INSTRUCTION – Word for word, give the material below again, minus any images.
+++ RECORDS SHOWN +++
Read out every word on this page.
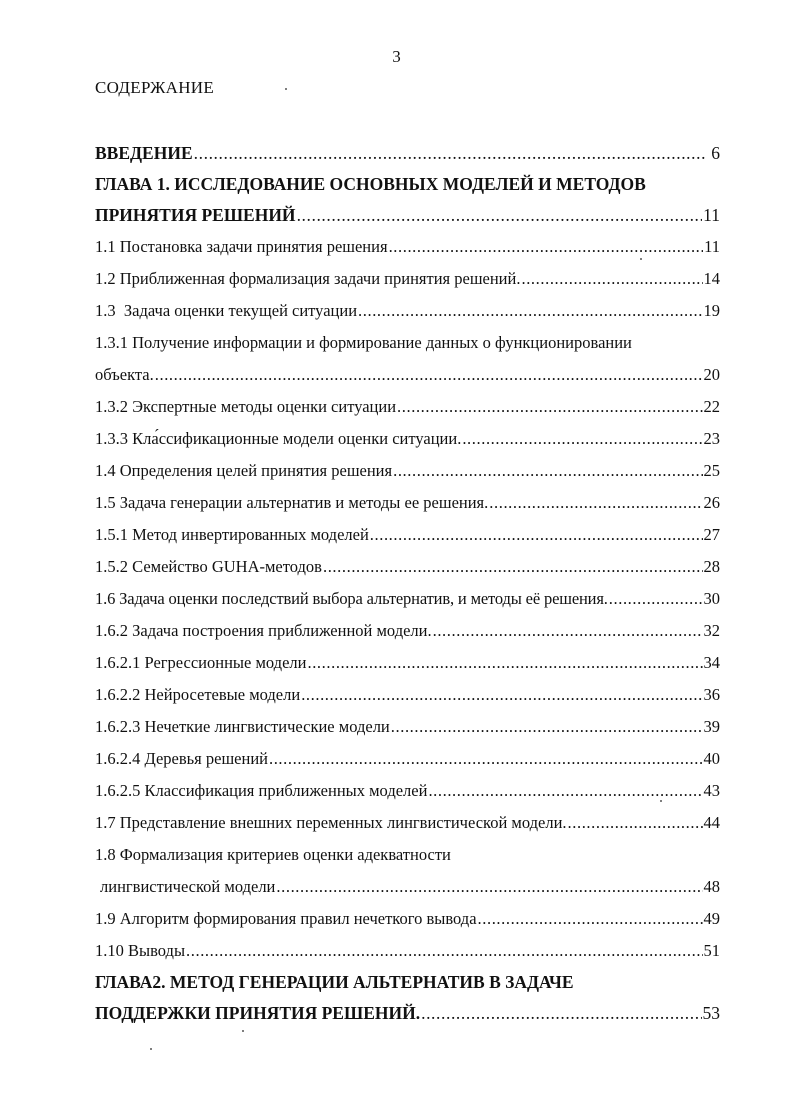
3
СОДЕРЖАНИЕ
ВВЕДЕНИЕ .....	6
ГЛАВА 1. ИССЛЕДОВАНИЕ ОСНОВНЫХ МОДЕЛЕЙ И МЕТОДОВ
ПРИНЯТИЯ РЕШЕНИЙ .....	11
1.1 Постановка задачи принятия решения .....	11
1.2 Приближенная формализация задачи принятия решений. .....	14
1.3  Задача оценки текущей ситуации .....	19
1.3.1 Получение информации и формирование данных о функционировании
объекта. .....	20
1.3.2 Экспертные методы оценки ситуации .....	22
1.3.3 Кла́ссификационные модели оценки ситуации. .....	23
1.4 Определения целей принятия решения .....	25
1.5 Задача генерации альтернатив и методы ее решения. .....	26
1.5.1 Метод инвертированных моделей .....	27
1.5.2 Семейство GUHA-методов .....	28
1.6 Задача оценки последствий выбора альтернатив, и методы её решения. .....	30
1.6.2 Задача построения приближенной модели. .....	32
1.6.2.1 Регрессионные модели .....	34
1.6.2.2 Нейросетевые модели .....	36
1.6.2.3 Нечеткие лингвистические модели .....	39
1.6.2.4 Деревья решений .....	40
1.6.2.5 Классификация приближенных моделей .....	43
1.7 Представление внешних переменных лингвистической модели. .....	44
1.8 Формализация критериев оценки адекватности
лингвистической модели .....	48
1.9 Алгоритм формирования правил нечеткого вывода .....	49
1.10 Выводы .....	51
ГЛАВА2. МЕТОД ГЕНЕРАЦИИ АЛЬТЕРНАТИВ В ЗАДАЧЕ
ПОДДЕРЖКИ ПРИНЯТИЯ РЕШЕНИЙ. .....	53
+++
WRITTEN ANSWER –
Read out every word on this page.
3
СОДЕРЖАНИЕ
ВВЕДЕНИЕ .....	6
ГЛАВА 1. ИССЛЕДОВАНИЕ ОСНОВНЫХ МОДЕЛЕЙ И МЕТОДОВ
ПРИНЯТИЯ РЕШЕНИЙ .....	11
1.1 Постановка задачи принятия решения .....	11
1.2 Приближенная формализация задачи принятия решений. .....	14
1.3  Задача оценки текущей ситуации .....	19
1.3.1 Получение информации и формирование данных о функционировании
объекта. .....	20
1.3.2 Экспертные методы оценки ситуации .....	22
1.3.3 Кла́ссификационные модели оценки ситуации. .....	23
1.4 Определения целей принятия решения .....	25
1.5 Задача генерации альтернатив и методы ее решения. .....	26
1.5.1 Метод инвертированных моделей .....	27
1.5.2 Семейство GUHA-методов .....	28
1.6 Задача оценки последствий выбора альтернатив, и методы её решения. .....	30
1.6.2 Задача построения приближенной модели. .....	32
1.6.2.1 Регрессионные модели .....	34
1.6.2.2 Нейросетевые модели .....	36
1.6.2.3 Нечеткие лингвистические модели .....	39
1.6.2.4 Деревья решений .....	40
1.6.2.5 Классификация приближенных моделей .....	43
1.7 Представление внешних переменных лингвистической модели. .....	44
1.8 Формализация критериев оценки адекватности
лингвистической модели .....	48
1.9 Алгоритм формирования правил нечеткого вывода .....	49
1.10 Выводы .....	51
ГЛАВА2. МЕТОД ГЕНЕРАЦИИ АЛЬТЕРНАТИВ В ЗАДАЧЕ
ПОДДЕРЖКИ ПРИНЯТИЯ РЕШЕНИЙ. .....	53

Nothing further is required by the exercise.